[Items from a data source]
# # # # #

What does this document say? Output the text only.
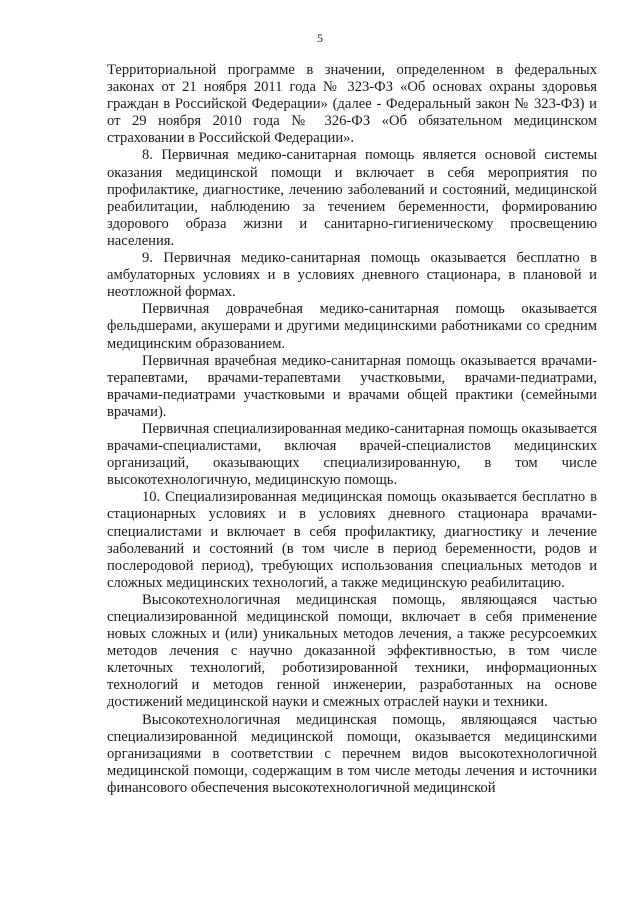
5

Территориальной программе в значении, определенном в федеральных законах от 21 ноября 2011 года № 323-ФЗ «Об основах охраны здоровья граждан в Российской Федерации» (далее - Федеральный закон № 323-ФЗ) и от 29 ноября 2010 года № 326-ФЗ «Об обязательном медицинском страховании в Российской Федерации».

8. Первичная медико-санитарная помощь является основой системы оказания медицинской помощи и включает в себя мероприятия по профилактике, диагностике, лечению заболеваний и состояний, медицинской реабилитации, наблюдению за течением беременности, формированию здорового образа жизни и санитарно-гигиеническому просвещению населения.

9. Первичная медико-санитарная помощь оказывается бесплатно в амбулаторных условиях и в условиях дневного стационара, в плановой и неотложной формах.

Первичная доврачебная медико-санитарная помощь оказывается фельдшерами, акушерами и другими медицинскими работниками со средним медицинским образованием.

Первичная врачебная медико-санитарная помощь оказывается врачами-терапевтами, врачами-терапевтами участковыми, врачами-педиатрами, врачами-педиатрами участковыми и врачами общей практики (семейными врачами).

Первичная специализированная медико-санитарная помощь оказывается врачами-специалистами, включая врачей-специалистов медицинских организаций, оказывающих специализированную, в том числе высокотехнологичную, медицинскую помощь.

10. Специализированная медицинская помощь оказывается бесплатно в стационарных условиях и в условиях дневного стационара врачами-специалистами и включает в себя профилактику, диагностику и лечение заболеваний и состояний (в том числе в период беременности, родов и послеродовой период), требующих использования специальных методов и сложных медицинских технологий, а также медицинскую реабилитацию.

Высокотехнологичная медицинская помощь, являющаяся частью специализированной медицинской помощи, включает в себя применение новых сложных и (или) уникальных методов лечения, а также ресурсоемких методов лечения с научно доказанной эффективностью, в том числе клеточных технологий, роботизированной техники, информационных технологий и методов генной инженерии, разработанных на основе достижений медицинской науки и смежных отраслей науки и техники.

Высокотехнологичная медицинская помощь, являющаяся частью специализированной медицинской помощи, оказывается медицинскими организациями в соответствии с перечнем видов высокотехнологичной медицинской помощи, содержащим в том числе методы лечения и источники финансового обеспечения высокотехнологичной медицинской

# # # # #

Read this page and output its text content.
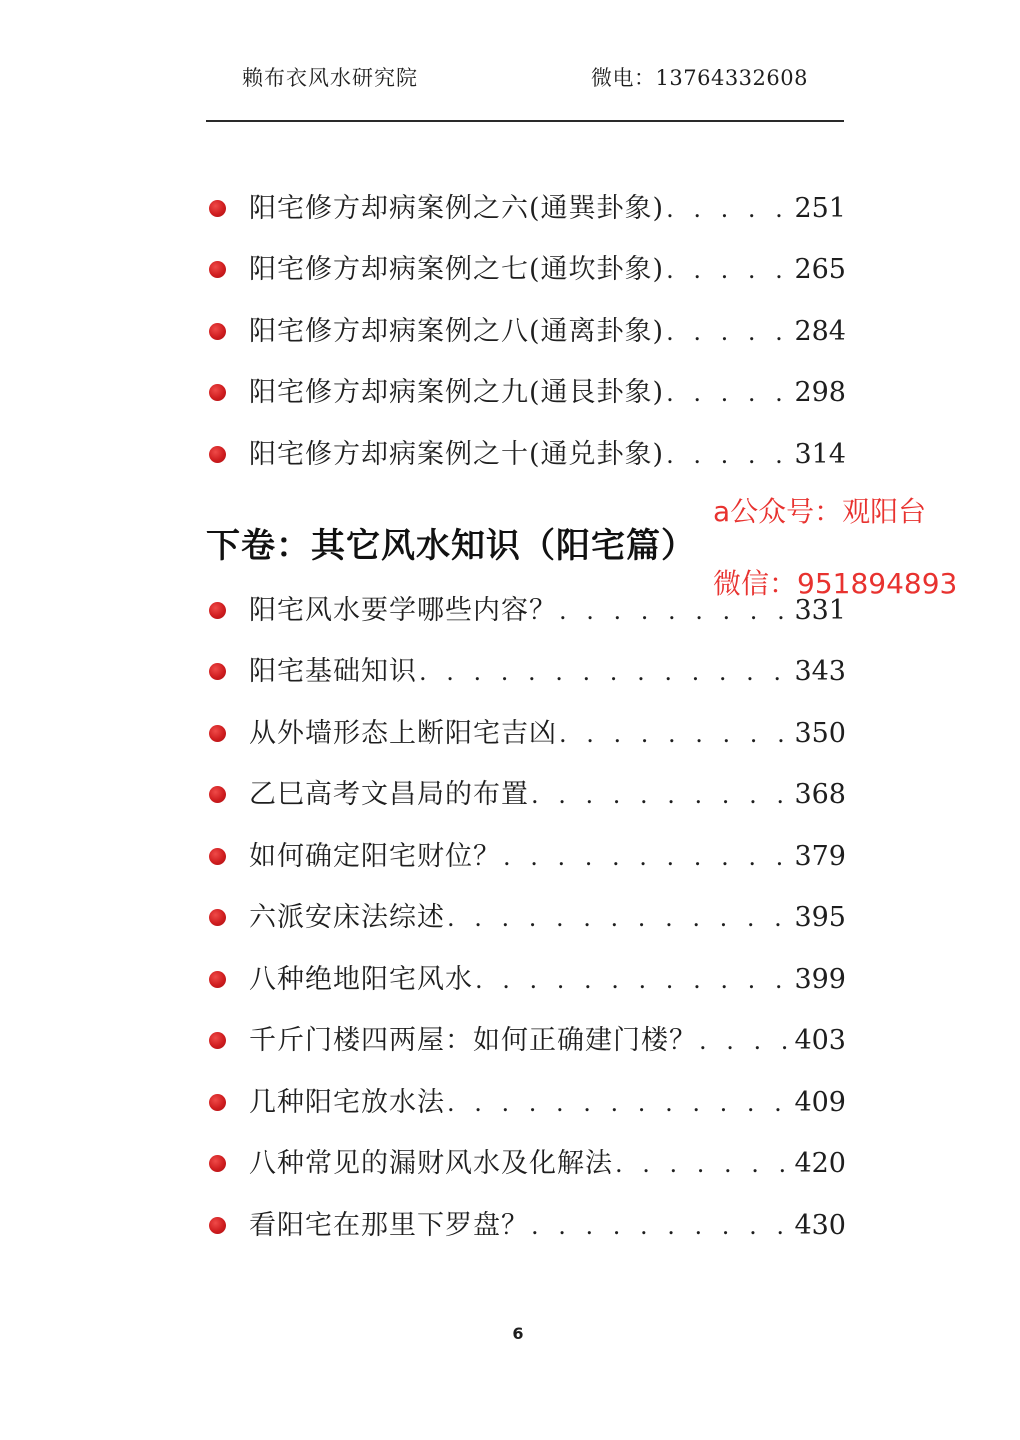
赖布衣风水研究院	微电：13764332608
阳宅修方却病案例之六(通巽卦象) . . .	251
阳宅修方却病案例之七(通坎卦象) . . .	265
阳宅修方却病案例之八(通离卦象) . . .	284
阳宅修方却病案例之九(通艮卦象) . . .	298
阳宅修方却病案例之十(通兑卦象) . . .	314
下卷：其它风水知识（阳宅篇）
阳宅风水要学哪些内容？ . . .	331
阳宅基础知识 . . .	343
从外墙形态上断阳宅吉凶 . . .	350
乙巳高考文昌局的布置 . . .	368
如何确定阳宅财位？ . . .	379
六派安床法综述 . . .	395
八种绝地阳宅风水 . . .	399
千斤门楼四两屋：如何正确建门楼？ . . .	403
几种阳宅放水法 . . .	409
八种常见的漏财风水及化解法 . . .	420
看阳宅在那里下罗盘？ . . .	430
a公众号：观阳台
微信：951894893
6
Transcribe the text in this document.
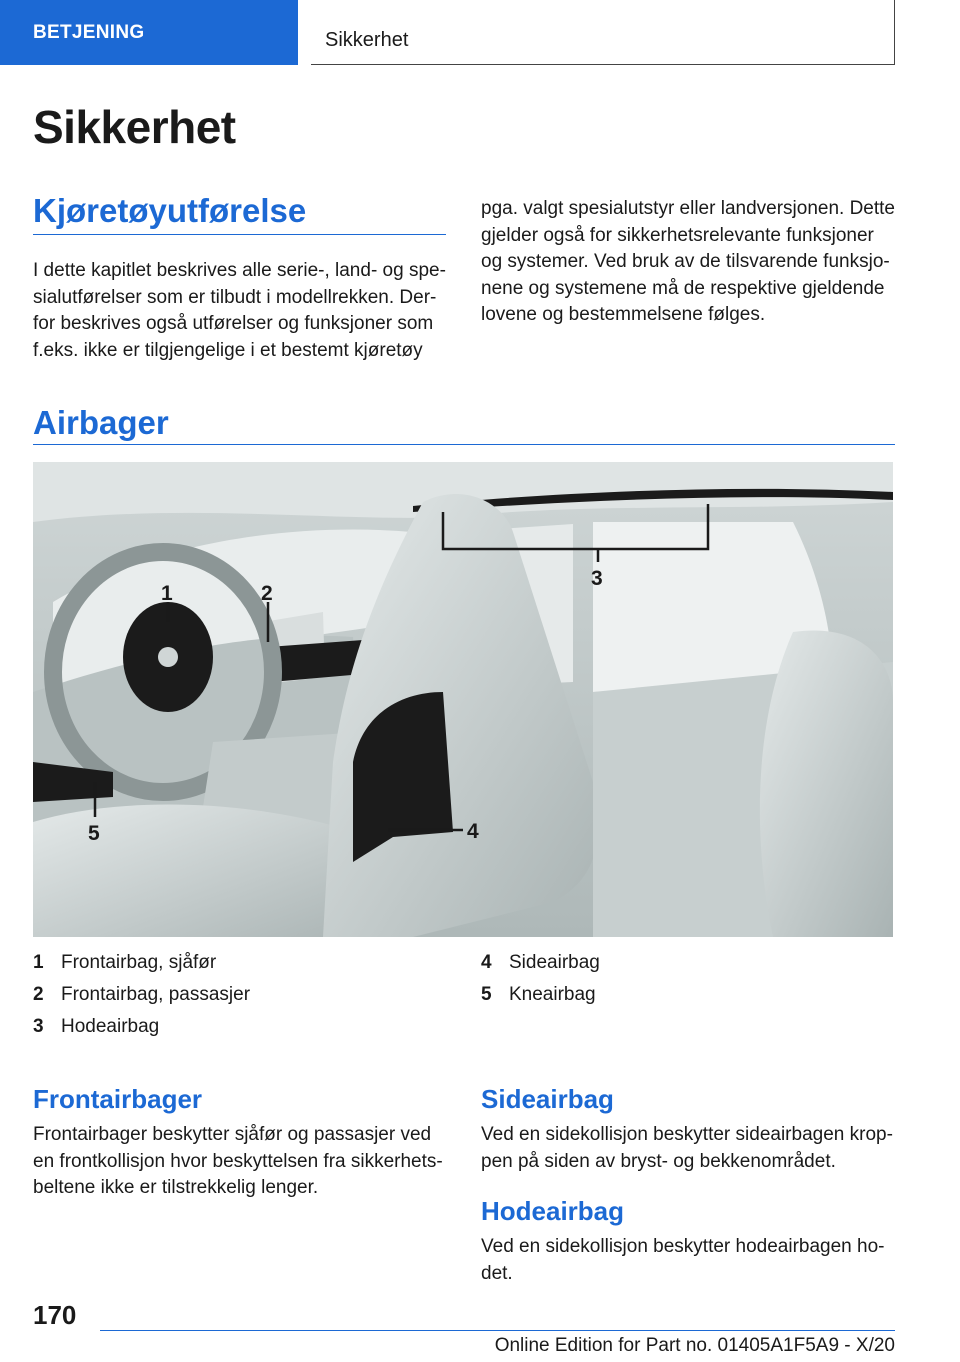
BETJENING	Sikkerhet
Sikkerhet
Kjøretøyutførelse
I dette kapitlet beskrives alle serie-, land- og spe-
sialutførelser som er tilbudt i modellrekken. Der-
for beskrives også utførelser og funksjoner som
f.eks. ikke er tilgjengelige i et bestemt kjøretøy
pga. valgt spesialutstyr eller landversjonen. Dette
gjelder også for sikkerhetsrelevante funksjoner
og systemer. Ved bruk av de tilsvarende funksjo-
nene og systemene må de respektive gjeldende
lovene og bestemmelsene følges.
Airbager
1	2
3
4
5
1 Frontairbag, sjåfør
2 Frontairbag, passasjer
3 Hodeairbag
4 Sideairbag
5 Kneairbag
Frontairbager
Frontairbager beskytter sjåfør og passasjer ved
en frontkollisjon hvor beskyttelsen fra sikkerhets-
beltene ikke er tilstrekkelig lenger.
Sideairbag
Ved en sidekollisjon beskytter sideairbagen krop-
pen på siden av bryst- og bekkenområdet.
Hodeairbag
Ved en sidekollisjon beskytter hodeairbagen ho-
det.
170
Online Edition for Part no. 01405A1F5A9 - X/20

# # # # #

## Task to complete
In the listing, how many lines hold "text"? Answer with a bare number.

## The response
3